++++ GIVEN DATA

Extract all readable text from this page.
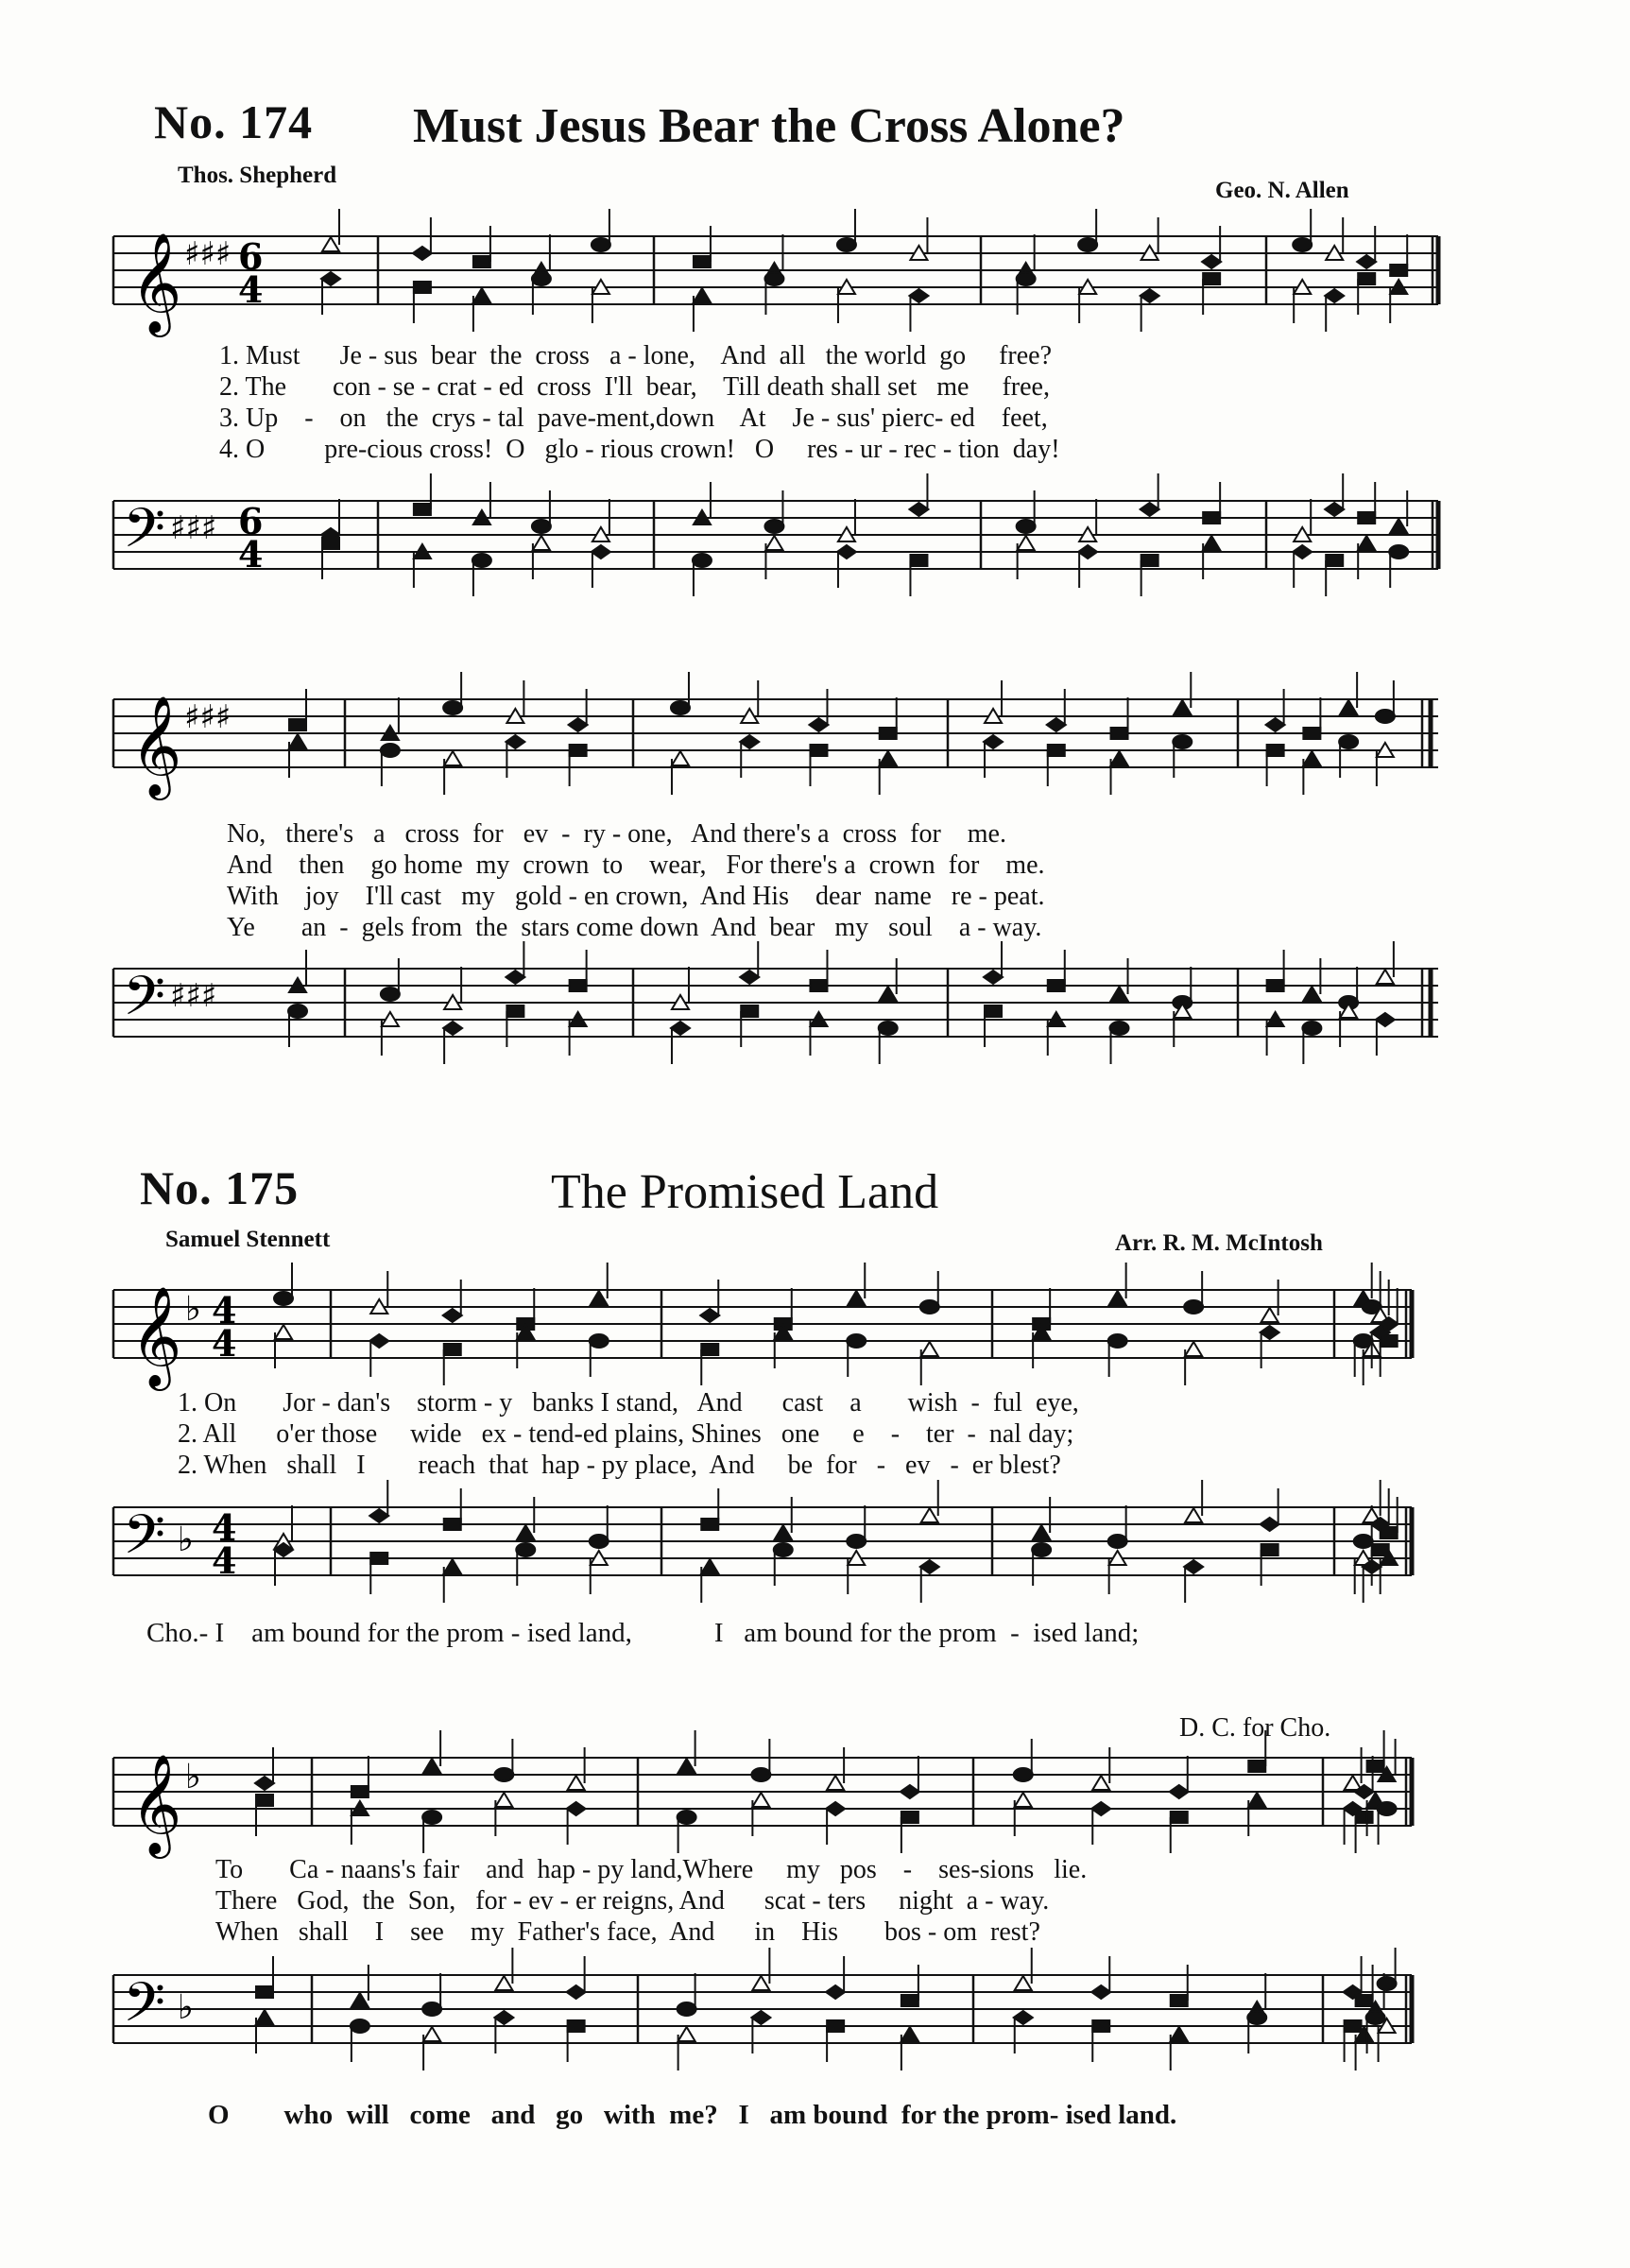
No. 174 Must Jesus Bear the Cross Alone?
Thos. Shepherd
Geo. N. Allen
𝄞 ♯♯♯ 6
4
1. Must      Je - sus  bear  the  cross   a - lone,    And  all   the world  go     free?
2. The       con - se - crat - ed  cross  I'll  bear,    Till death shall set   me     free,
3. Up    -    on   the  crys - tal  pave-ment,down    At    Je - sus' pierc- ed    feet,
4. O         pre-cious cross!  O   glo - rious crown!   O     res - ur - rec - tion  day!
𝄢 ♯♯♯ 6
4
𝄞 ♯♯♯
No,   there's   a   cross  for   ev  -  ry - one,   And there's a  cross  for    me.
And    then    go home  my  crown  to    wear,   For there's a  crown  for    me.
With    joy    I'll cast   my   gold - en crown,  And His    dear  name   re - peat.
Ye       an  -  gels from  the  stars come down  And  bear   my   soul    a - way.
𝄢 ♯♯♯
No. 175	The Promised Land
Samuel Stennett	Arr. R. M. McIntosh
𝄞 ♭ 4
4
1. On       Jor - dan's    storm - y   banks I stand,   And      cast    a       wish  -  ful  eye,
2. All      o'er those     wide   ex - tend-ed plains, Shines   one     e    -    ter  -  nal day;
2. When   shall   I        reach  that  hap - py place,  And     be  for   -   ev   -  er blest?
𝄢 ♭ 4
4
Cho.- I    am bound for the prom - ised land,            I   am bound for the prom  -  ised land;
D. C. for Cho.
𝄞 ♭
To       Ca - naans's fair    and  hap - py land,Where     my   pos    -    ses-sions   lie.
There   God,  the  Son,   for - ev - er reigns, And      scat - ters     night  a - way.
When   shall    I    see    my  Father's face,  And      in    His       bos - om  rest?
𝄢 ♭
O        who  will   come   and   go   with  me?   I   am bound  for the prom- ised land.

++++++++
++++ GIVEN DATA

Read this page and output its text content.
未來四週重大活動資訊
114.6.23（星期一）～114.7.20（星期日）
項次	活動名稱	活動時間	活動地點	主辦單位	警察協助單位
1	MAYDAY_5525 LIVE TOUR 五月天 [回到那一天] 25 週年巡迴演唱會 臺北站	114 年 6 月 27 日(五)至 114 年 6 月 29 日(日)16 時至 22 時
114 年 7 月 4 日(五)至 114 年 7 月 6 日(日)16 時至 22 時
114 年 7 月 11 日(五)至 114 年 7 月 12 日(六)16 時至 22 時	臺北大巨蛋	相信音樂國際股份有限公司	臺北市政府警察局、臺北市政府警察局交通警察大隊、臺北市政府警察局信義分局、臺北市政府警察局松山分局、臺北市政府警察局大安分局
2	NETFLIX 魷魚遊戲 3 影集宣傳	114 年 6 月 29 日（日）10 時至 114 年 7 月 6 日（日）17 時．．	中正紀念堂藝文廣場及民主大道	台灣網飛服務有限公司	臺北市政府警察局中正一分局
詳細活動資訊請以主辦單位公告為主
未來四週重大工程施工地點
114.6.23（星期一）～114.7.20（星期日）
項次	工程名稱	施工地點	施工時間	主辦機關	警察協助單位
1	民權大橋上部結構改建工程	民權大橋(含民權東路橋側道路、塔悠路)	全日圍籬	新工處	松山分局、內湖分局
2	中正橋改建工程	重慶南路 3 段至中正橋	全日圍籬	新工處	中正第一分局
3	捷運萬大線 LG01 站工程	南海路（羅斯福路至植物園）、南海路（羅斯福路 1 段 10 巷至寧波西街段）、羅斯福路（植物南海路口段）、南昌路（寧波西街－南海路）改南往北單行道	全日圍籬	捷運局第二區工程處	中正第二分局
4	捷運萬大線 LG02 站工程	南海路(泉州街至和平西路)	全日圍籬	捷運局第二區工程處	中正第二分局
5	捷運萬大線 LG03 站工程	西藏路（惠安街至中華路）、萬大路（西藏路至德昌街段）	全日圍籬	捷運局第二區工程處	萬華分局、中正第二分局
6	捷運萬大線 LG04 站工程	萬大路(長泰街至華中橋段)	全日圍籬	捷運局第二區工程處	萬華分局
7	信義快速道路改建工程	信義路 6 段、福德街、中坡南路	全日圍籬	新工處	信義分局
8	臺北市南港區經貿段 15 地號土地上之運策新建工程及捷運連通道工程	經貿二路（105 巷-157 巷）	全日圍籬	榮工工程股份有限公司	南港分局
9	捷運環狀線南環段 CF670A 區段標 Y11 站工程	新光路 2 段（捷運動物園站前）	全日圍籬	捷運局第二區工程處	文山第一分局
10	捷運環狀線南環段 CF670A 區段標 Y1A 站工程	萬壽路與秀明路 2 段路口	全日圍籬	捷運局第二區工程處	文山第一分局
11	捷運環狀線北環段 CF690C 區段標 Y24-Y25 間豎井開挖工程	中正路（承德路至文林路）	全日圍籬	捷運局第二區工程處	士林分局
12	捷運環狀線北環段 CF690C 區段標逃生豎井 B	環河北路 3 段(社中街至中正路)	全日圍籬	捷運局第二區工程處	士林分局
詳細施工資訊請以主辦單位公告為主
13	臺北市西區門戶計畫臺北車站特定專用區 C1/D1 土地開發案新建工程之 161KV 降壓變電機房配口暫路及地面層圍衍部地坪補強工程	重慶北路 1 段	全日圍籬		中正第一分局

++++++++

**EXERCISE INSTRUCTIONS:**
Count the lines in the entries that hold the word "警察協助單位", and give nothing but the total.

**EXERCISE ANSWER:**
2